### Collected data entries
'''
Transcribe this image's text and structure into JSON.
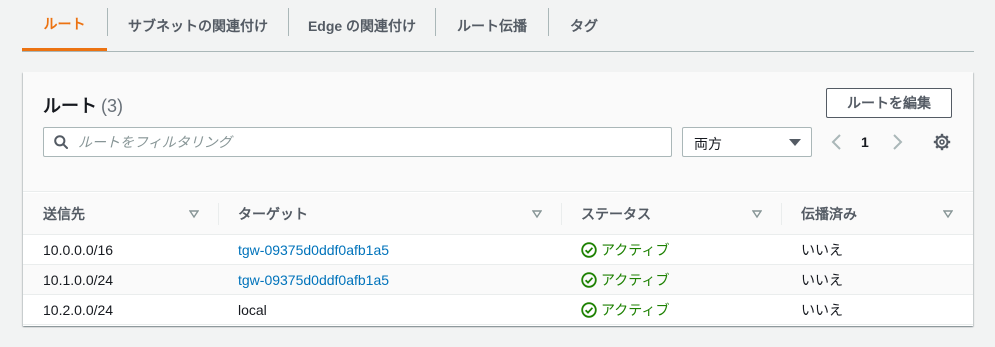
{
  "tabs": [
    {
      "label": "ルート",
      "active": true
    },
    {
      "label": "サブネットの関連付け",
      "active": false
    },
    {
      "label": "Edge の関連付け",
      "active": false
    },
    {
      "label": "ルート伝播",
      "active": false
    },
    {
      "label": "タグ",
      "active": false
    }
  ],
  "panel": {
    "title": "ルート",
    "count": "(3)",
    "edit_button": "ルートを編集",
    "search_placeholder": "ルートをフィルタリング",
    "filter_select": "両方",
    "page_number": "1"
  },
  "table": {
    "columns": [
      "送信先",
      "ターゲット",
      "ステータス",
      "伝播済み"
    ],
    "rows": [
      {
        "destination": "10.0.0.0/16",
        "target": "tgw-09375d0ddf0afb1a5",
        "target_link": true,
        "status": "アクティブ",
        "propagated": "いいえ"
      },
      {
        "destination": "10.1.0.0/24",
        "target": "tgw-09375d0ddf0afb1a5",
        "target_link": true,
        "status": "アクティブ",
        "propagated": "いいえ"
      },
      {
        "destination": "10.2.0.0/24",
        "target": "local",
        "target_link": false,
        "status": "アクティブ",
        "propagated": "いいえ"
      }
    ]
  },
  "colors": {
    "accent": "#ec7211",
    "link": "#0073bb",
    "success": "#1d8102"
  },
  "icons": [
    "search-icon",
    "caret-down-icon",
    "chevron-left-icon",
    "chevron-right-icon",
    "gear-icon",
    "sort-icon",
    "check-circle-icon"
  ]
}
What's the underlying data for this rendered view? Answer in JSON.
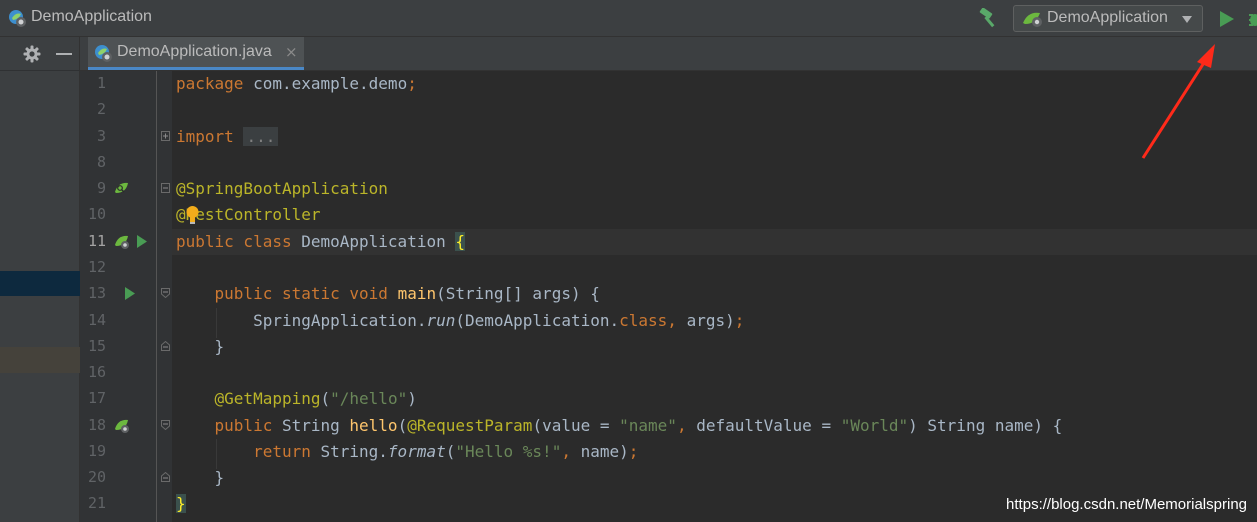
{
  "window": {
    "title": "DemoApplication"
  },
  "toolbar": {
    "run_config": "DemoApplication"
  },
  "tabs": [
    {
      "label": "DemoApplication.java",
      "close": "×"
    }
  ],
  "editor": {
    "current_line": "11",
    "lines": [
      {
        "num": "1",
        "text": "package com.example.demo;"
      },
      {
        "num": "2",
        "text": ""
      },
      {
        "num": "3",
        "text": "import ..."
      },
      {
        "num": "8",
        "text": ""
      },
      {
        "num": "9",
        "text": "@SpringBootApplication"
      },
      {
        "num": "10",
        "text": "@RestController"
      },
      {
        "num": "11",
        "text": "public class DemoApplication {"
      },
      {
        "num": "12",
        "text": ""
      },
      {
        "num": "13",
        "text": "    public static void main(String[] args) {"
      },
      {
        "num": "14",
        "text": "        SpringApplication.run(DemoApplication.class, args);"
      },
      {
        "num": "15",
        "text": "    }"
      },
      {
        "num": "16",
        "text": ""
      },
      {
        "num": "17",
        "text": "    @GetMapping(\"/hello\")"
      },
      {
        "num": "18",
        "text": "    public String hello(@RequestParam(value = \"name\", defaultValue = \"World\") String name) {"
      },
      {
        "num": "19",
        "text": "        return String.format(\"Hello %s!\", name);"
      },
      {
        "num": "20",
        "text": "    }"
      },
      {
        "num": "21",
        "text": "}"
      }
    ]
  },
  "watermark": "https://blog.csdn.net/Memorialspring",
  "colors": {
    "keyword": "#cc7832",
    "annotation": "#bbb529",
    "string": "#6a8759",
    "method": "#ffc66d",
    "text": "#a9b7c6",
    "run_green": "#499c54",
    "annotation_arrow": "#ff2a1a"
  },
  "icons": [
    "spring-app-icon",
    "build-hammer-icon",
    "run-icon",
    "debug-icon",
    "gear-icon",
    "minimize-icon",
    "spring-bean-icon",
    "run-gutter-icon",
    "intention-bulb-icon",
    "fold-icon"
  ]
}
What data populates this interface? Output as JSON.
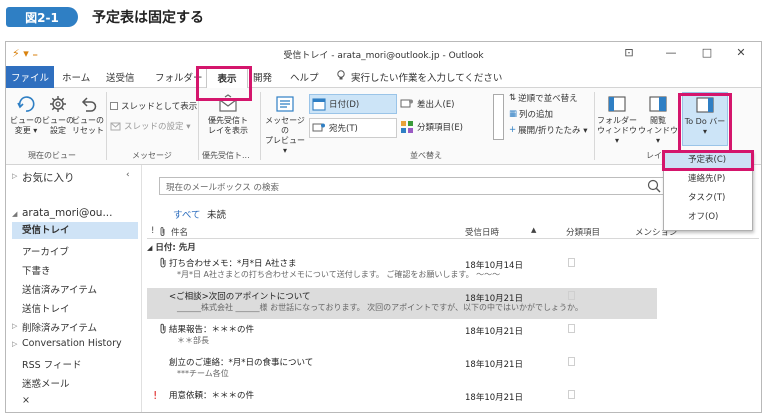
{
  "figure": {
    "badge": "図2-1",
    "title": "予定表は固定する"
  },
  "window": {
    "title": "受信トレイ - arata_mori@outlook.jp  -  Outlook",
    "quick_access": "⚡ ▾ ₌",
    "controls": {
      "ribbon_display": "⊡",
      "minimize": "—",
      "maximize": "□",
      "close": "✕"
    }
  },
  "tabs": [
    "ファイル",
    "ホーム",
    "送受信",
    "フォルダー",
    "表示",
    "開発",
    "ヘルプ"
  ],
  "tell_me": "実行したい作業を入力してください",
  "ribbon": {
    "current_view": {
      "change_view": [
        "ビューの",
        "変更 ▾"
      ],
      "view_settings": [
        "ビューの",
        "設定"
      ],
      "reset_view": [
        "ビューの",
        "リセット"
      ],
      "label": "現在のビュー"
    },
    "messages": {
      "show_as_threads": "スレッドとして表示",
      "thread_settings": "スレッドの設定 ▾",
      "label": "メッセージ"
    },
    "priority_inbox": {
      "button": [
        "優先受信ト",
        "レイを表示"
      ],
      "label": "優先受信ト..."
    },
    "arrangement": {
      "message_preview": [
        "メッセージの",
        "プレビュー ▾"
      ],
      "date": "日付(D)",
      "from": "差出人(E)",
      "to": "宛先(T)",
      "categories": "分類項目(E)",
      "reverse_sort": "逆順で並べ替え",
      "add_column": "列の追加",
      "expand_collapse": "展開/折りたたみ ▾",
      "label": "並べ替え"
    },
    "layout": {
      "folder_pane": [
        "フォルダー",
        "ウィンドウ ▾"
      ],
      "reading_pane": [
        "閲覧",
        "ウィンドウ ▾"
      ],
      "todo_bar": [
        "To Do バー",
        "▾"
      ],
      "label": "レイア"
    }
  },
  "todo_menu": [
    "予定表(C)",
    "連絡先(P)",
    "タスク(T)",
    "オフ(O)"
  ],
  "sidebar": {
    "favorites": "お気に入り",
    "account": "arata_mori@ou...",
    "folders": [
      "受信トレイ",
      "アーカイブ",
      "下書き",
      "送信済みアイテム",
      "送信トレイ",
      "削除済みアイテム",
      "Conversation History",
      "RSS フィード",
      "迷惑メール",
      "×"
    ]
  },
  "main": {
    "search_placeholder": "現在のメールボックス の検索",
    "filter_all": "すべて",
    "filter_unread": "未読",
    "columns": {
      "icons": "!",
      "subject": "件名",
      "received": "受信日時",
      "categories": "分類項目",
      "mentions": "メンション"
    },
    "group": "日付: 先月",
    "emails": [
      {
        "subject": "打ち合わせメモ：*月*日 A社さま",
        "preview": "*月*日 A社さまとの打ち合わせメモについて送付します。 ご確認をお願いします。 〜〜〜",
        "date": "18年10月14日"
      },
      {
        "subject": "<ご相談>次回のアポイントについて",
        "preview": "______株式会社 ______様 お世話になっております。 次回のアポイントですが、以下の中ではいかがでしょうか。",
        "date": "18年10月21日"
      },
      {
        "subject": "結果報告：＊＊＊の件",
        "preview": "＊＊部長",
        "date": "18年10月21日"
      },
      {
        "subject": "創立のご連絡：*月*日の食事について",
        "preview": "***チーム各位",
        "date": "18年10月21日"
      },
      {
        "subject": "用意依頼：＊＊＊の件",
        "preview": "",
        "date": "18年10月21日"
      }
    ]
  },
  "colors": {
    "accent": "#2f6fbf",
    "highlight": "#d4156c",
    "selected": "#cfe3f6"
  }
}
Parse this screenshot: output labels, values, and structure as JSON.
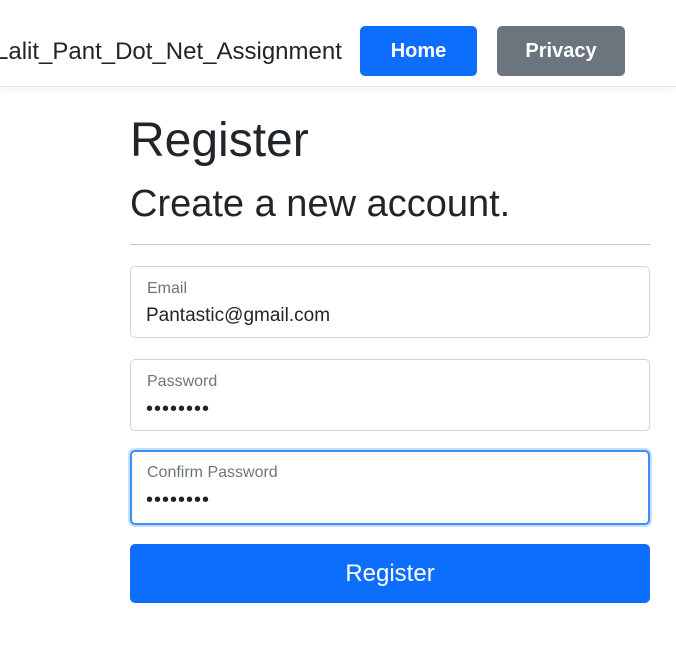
'''
### Work to do
Give the entries again word for word, but skip the pictures.

### Task response
Transcribe this image's text and structure into JSON.
{
  "tabs": [
    {
      "label": "ルート",
      "active": true
    },
    {
      "label": "サブネットの関連付け",
      "active": false
    },
    {
      "label": "Edge の関連付け",
      "active": false
    },
    {
      "label": "ルート伝播",
      "active": false
    },
    {
      "label": "タグ",
      "active": false
    }
  ],
  "panel": {
    "title": "ルート",
    "count": "(3)",
    "edit_button": "ルートを編集",
    "search_placeholder": "ルートをフィルタリング",
    "filter_select": "両方",
    "page_number": "1"
  },
  "table": {
    "columns": [
      "送信先",
      "ターゲット",
      "ステータス",
      "伝播済み"
    ],
    "rows": [
      {
        "destination": "10.0.0.0/16",
        "target": "tgw-09375d0ddf0afb1a5",
        "target_link": true,
        "status": "アクティブ",
        "propagated": "いいえ"
      },
      {
        "destination": "10.1.0.0/24",
        "target": "tgw-09375d0ddf0afb1a5",
        "target_link": true,
        "status": "アクティブ",
        "propagated": "いいえ"
      },
      {
        "destination": "10.2.0.0/24",
        "target": "local",
        "target_link": false,
        "status": "アクティブ",
        "propagated": "いいえ"
      }
    ]
  },
  "colors": {
    "accent": "#ec7211",
    "link": "#0073bb",
    "success": "#1d8102"
  },
  "icons": [
    "search-icon",
    "caret-down-icon",
    "chevron-left-icon",
    "chevron-right-icon",
    "gear-icon",
    "sort-icon",
    "check-circle-icon"
  ]
}
What's the underlying data for this rendered view? Answer in JSON.
{
  "window": {
    "title": "DemoApplication"
  },
  "toolbar": {
    "run_config": "DemoApplication"
  },
  "tabs": [
    {
      "label": "DemoApplication.java",
      "close": "×"
    }
  ],
  "editor": {
    "current_line": "11",
    "lines": [
      {
        "num": "1",
        "text": "package com.example.demo;"
      },
      {
        "num": "2",
        "text": ""
      },
      {
        "num": "3",
        "text": "import ..."
      },
      {
        "num": "8",
        "text": ""
      },
      {
        "num": "9",
        "text": "@SpringBootApplication"
      },
      {
        "num": "10",
        "text": "@RestController"
      },
      {
        "num": "11",
        "text": "public class DemoApplication {"
      },
      {
        "num": "12",
        "text": ""
      },
      {
        "num": "13",
        "text": "    public static void main(String[] args) {"
      },
      {
        "num": "14",
        "text": "        SpringApplication.run(DemoApplication.class, args);"
      },
      {
        "num": "15",
        "text": "    }"
      },
      {
        "num": "16",
        "text": ""
      },
      {
        "num": "17",
        "text": "    @GetMapping(\"/hello\")"
      },
      {
        "num": "18",
        "text": "    public String hello(@RequestParam(value = \"name\", defaultValue = \"World\") String name) {"
      },
      {
        "num": "19",
        "text": "        return String.format(\"Hello %s!\", name);"
      },
      {
        "num": "20",
        "text": "    }"
      },
      {
        "num": "21",
        "text": "}"
      }
    ]
  },
  "watermark": "https://blog.csdn.net/Memorialspring",
  "colors": {
    "keyword": "#cc7832",
    "annotation": "#bbb529",
    "string": "#6a8759",
    "method": "#ffc66d",
    "text": "#a9b7c6",
    "run_green": "#499c54",
    "annotation_arrow": "#ff2a1a"
  },
  "icons": [
    "spring-app-icon",
    "build-hammer-icon",
    "run-icon",
    "debug-icon",
    "gear-icon",
    "minimize-icon",
    "spring-bean-icon",
    "run-gutter-icon",
    "intention-bulb-icon",
    "fold-icon"
  ]
}
What data populates this interface? Output as JSON.
{
  "figure": {
    "badge": "図2-1",
    "title": "予定表は固定する"
  },
  "window": {
    "title": "受信トレイ - arata_mori@outlook.jp  -  Outlook",
    "quick_access": "⚡ ▾ ₌",
    "controls": {
      "ribbon_display": "⊡",
      "minimize": "—",
      "maximize": "□",
      "close": "✕"
    }
  },
  "tabs": [
    "ファイル",
    "ホーム",
    "送受信",
    "フォルダー",
    "表示",
    "開発",
    "ヘルプ"
  ],
  "tell_me": "実行したい作業を入力してください",
  "ribbon": {
    "current_view": {
      "change_view": [
        "ビューの",
        "変更 ▾"
      ],
      "view_settings": [
        "ビューの",
        "設定"
      ],
      "reset_view": [
        "ビューの",
        "リセット"
      ],
      "label": "現在のビュー"
    },
    "messages": {
      "show_as_threads": "スレッドとして表示",
      "thread_settings": "スレッドの設定 ▾",
      "label": "メッセージ"
    },
    "priority_inbox": {
      "button": [
        "優先受信ト",
        "レイを表示"
      ],
      "label": "優先受信ト..."
    },
    "arrangement": {
      "message_preview": [
        "メッセージの",
        "プレビュー ▾"
      ],
      "date": "日付(D)",
      "from": "差出人(E)",
      "to": "宛先(T)",
      "categories": "分類項目(E)",
      "reverse_sort": "逆順で並べ替え",
      "add_column": "列の追加",
      "expand_collapse": "展開/折りたたみ ▾",
      "label": "並べ替え"
    },
    "layout": {
      "folder_pane": [
        "フォルダー",
        "ウィンドウ ▾"
      ],
      "reading_pane": [
        "閲覧",
        "ウィンドウ ▾"
      ],
      "todo_bar": [
        "To Do バー",
        "▾"
      ],
      "label": "レイア"
    }
  },
  "todo_menu": [
    "予定表(C)",
    "連絡先(P)",
    "タスク(T)",
    "オフ(O)"
  ],
  "sidebar": {
    "favorites": "お気に入り",
    "account": "arata_mori@ou...",
    "folders": [
      "受信トレイ",
      "アーカイブ",
      "下書き",
      "送信済みアイテム",
      "送信トレイ",
      "削除済みアイテム",
      "Conversation History",
      "RSS フィード",
      "迷惑メール",
      "×"
    ]
  },
  "main": {
    "search_placeholder": "現在のメールボックス の検索",
    "filter_all": "すべて",
    "filter_unread": "未読",
    "columns": {
      "icons": "!",
      "subject": "件名",
      "received": "受信日時",
      "categories": "分類項目",
      "mentions": "メンション"
    },
    "group": "日付: 先月",
    "emails": [
      {
        "subject": "打ち合わせメモ：*月*日 A社さま",
        "preview": "*月*日 A社さまとの打ち合わせメモについて送付します。 ご確認をお願いします。 〜〜〜",
        "date": "18年10月14日"
      },
      {
        "subject": "<ご相談>次回のアポイントについて",
        "preview": "______株式会社 ______様 お世話になっております。 次回のアポイントですが、以下の中ではいかがでしょうか。",
        "date": "18年10月21日"
      },
      {
        "subject": "結果報告：＊＊＊の件",
        "preview": "＊＊部長",
        "date": "18年10月21日"
      },
      {
        "subject": "創立のご連絡：*月*日の食事について",
        "preview": "***チーム各位",
        "date": "18年10月21日"
      },
      {
        "subject": "用意依頼：＊＊＊の件",
        "preview": "",
        "date": "18年10月21日"
      }
    ]
  },
  "colors": {
    "accent": "#2f6fbf",
    "highlight": "#d4156c",
    "selected": "#cfe3f6"
  }
}
Parse this screenshot: output labels, values, and structure as JSON.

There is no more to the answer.